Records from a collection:
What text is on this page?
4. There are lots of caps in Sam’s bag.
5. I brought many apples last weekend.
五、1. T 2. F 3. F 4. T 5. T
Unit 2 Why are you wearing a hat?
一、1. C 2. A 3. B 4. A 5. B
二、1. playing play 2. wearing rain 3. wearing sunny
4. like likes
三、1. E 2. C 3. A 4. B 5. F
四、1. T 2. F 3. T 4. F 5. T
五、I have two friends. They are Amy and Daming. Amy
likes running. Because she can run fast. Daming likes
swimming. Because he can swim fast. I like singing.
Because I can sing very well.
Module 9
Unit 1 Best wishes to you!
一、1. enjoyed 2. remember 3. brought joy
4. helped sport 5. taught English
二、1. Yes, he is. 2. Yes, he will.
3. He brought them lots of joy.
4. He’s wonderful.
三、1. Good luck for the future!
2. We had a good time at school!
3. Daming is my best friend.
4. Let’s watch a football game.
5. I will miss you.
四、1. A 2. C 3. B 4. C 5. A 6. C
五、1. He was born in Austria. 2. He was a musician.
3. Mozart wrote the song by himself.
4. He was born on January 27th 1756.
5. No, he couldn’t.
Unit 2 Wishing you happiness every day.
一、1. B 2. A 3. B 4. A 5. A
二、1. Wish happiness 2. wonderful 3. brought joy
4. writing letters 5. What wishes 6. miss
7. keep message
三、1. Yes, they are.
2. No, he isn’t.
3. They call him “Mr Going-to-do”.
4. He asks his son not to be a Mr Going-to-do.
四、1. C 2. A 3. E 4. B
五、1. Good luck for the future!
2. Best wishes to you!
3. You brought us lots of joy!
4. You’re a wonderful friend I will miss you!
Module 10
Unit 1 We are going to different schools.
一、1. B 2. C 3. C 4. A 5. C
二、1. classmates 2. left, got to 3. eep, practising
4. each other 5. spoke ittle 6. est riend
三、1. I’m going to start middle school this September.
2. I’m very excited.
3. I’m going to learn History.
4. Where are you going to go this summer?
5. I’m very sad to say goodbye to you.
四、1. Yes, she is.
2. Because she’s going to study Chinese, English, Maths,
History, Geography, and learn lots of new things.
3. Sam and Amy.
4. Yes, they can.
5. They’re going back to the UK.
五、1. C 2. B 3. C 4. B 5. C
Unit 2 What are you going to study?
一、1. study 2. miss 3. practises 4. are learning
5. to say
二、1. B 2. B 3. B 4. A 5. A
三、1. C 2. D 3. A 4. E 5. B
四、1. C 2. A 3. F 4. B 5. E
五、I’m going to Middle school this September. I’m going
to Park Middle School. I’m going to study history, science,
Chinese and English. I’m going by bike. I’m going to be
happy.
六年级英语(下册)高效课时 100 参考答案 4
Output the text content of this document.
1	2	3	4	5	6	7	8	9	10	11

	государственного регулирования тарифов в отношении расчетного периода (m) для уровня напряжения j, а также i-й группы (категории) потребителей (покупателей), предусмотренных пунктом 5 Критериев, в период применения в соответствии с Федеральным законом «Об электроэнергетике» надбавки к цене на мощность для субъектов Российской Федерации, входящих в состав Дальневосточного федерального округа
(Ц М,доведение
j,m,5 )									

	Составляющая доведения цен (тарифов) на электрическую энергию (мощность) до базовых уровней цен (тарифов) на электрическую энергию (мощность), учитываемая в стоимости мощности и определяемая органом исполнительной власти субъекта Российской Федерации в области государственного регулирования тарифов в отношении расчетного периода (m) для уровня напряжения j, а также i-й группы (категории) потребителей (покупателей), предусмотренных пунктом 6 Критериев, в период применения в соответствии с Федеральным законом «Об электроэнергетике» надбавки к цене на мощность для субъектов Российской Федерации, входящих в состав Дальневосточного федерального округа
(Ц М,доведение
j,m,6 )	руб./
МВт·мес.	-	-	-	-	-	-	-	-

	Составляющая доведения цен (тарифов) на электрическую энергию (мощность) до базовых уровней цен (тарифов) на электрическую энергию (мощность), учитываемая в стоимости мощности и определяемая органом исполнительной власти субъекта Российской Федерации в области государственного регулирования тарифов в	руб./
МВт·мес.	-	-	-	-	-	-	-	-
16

* PROBLEM REQUIREMENTS *
Write the material out exactly, with nothing left out.

* RESULT OF THE TASK *
What text is on this page?
4. There are lots of caps in Sam’s bag.
5. I brought many apples last weekend.
五、1. T 2. F 3. F 4. T 5. T
Unit 2 Why are you wearing a hat?
一、1. C 2. A 3. B 4. A 5. B
二、1. playing play 2. wearing rain 3. wearing sunny
4. like likes
三、1. E 2. C 3. A 4. B 5. F
四、1. T 2. F 3. T 4. F 5. T
五、I have two friends. They are Amy and Daming. Amy
likes running. Because she can run fast. Daming likes
swimming. Because he can swim fast. I like singing.
Because I can sing very well.
Module 9
Unit 1 Best wishes to you!
一、1. enjoyed 2. remember 3. brought joy
4. helped sport 5. taught English
二、1. Yes, he is. 2. Yes, he will.
3. He brought them lots of joy.
4. He’s wonderful.
三、1. Good luck for the future!
2. We had a good time at school!
3. Daming is my best friend.
4. Let’s watch a football game.
5. I will miss you.
四、1. A 2. C 3. B 4. C 5. A 6. C
五、1. He was born in Austria. 2. He was a musician.
3. Mozart wrote the song by himself.
4. He was born on January 27th 1756.
5. No, he couldn’t.
Unit 2 Wishing you happiness every day.
一、1. B 2. A 3. B 4. A 5. A
二、1. Wish happiness 2. wonderful 3. brought joy
4. writing letters 5. What wishes 6. miss
7. keep message
三、1. Yes, they are.
2. No, he isn’t.
3. They call him “Mr Going-to-do”.
4. He asks his son not to be a Mr Going-to-do.
四、1. C 2. A 3. E 4. B
五、1. Good luck for the future!
2. Best wishes to you!
3. You brought us lots of joy!
4. You’re a wonderful friend I will miss you!
Module 10
Unit 1 We are going to different schools.
一、1. B 2. C 3. C 4. A 5. C
二、1. classmates 2. left, got to 3. eep, practising
4. each other 5. spoke ittle 6. est riend
三、1. I’m going to start middle school this September.
2. I’m very excited.
3. I’m going to learn History.
4. Where are you going to go this summer?
5. I’m very sad to say goodbye to you.
四、1. Yes, she is.
2. Because she’s going to study Chinese, English, Maths,
History, Geography, and learn lots of new things.
3. Sam and Amy.
4. Yes, they can.
5. They’re going back to the UK.
五、1. C 2. B 3. C 4. B 5. C
Unit 2 What are you going to study?
一、1. study 2. miss 3. practises 4. are learning
5. to say
二、1. B 2. B 3. B 4. A 5. A
三、1. C 2. D 3. A 4. E 5. B
四、1. C 2. A 3. F 4. B 5. E
五、I’m going to Middle school this September. I’m going
to Park Middle School. I’m going to study history, science,
Chinese and English. I’m going by bike. I’m going to be
happy.
六年级英语(下册)高效课时 100 参考答案 4
Output the text content of this document.
1	2	3	4	5	6	7	8	9	10	11

	государственного регулирования тарифов в отношении расчетного периода (m) для уровня напряжения j, а также i-й группы (категории) потребителей (покупателей), предусмотренных пунктом 5 Критериев, в период применения в соответствии с Федеральным законом «Об электроэнергетике» надбавки к цене на мощность для субъектов Российской Федерации, входящих в состав Дальневосточного федерального округа
(Ц М,доведение
j,m,5 )									

	Составляющая доведения цен (тарифов) на электрическую энергию (мощность) до базовых уровней цен (тарифов) на электрическую энергию (мощность), учитываемая в стоимости мощности и определяемая органом исполнительной власти субъекта Российской Федерации в области государственного регулирования тарифов в отношении расчетного периода (m) для уровня напряжения j, а также i-й группы (категории) потребителей (покупателей), предусмотренных пунктом 6 Критериев, в период применения в соответствии с Федеральным законом «Об электроэнергетике» надбавки к цене на мощность для субъектов Российской Федерации, входящих в состав Дальневосточного федерального округа
(Ц М,доведение
j,m,6 )	руб./
МВт·мес.	-	-	-	-	-	-	-	-

	Составляющая доведения цен (тарифов) на электрическую энергию (мощность) до базовых уровней цен (тарифов) на электрическую энергию (мощность), учитываемая в стоимости мощности и определяемая органом исполнительной власти субъекта Российской Федерации в области государственного регулирования тарифов в	руб./
МВт·мес.	-	-	-	-	-	-	-	-
16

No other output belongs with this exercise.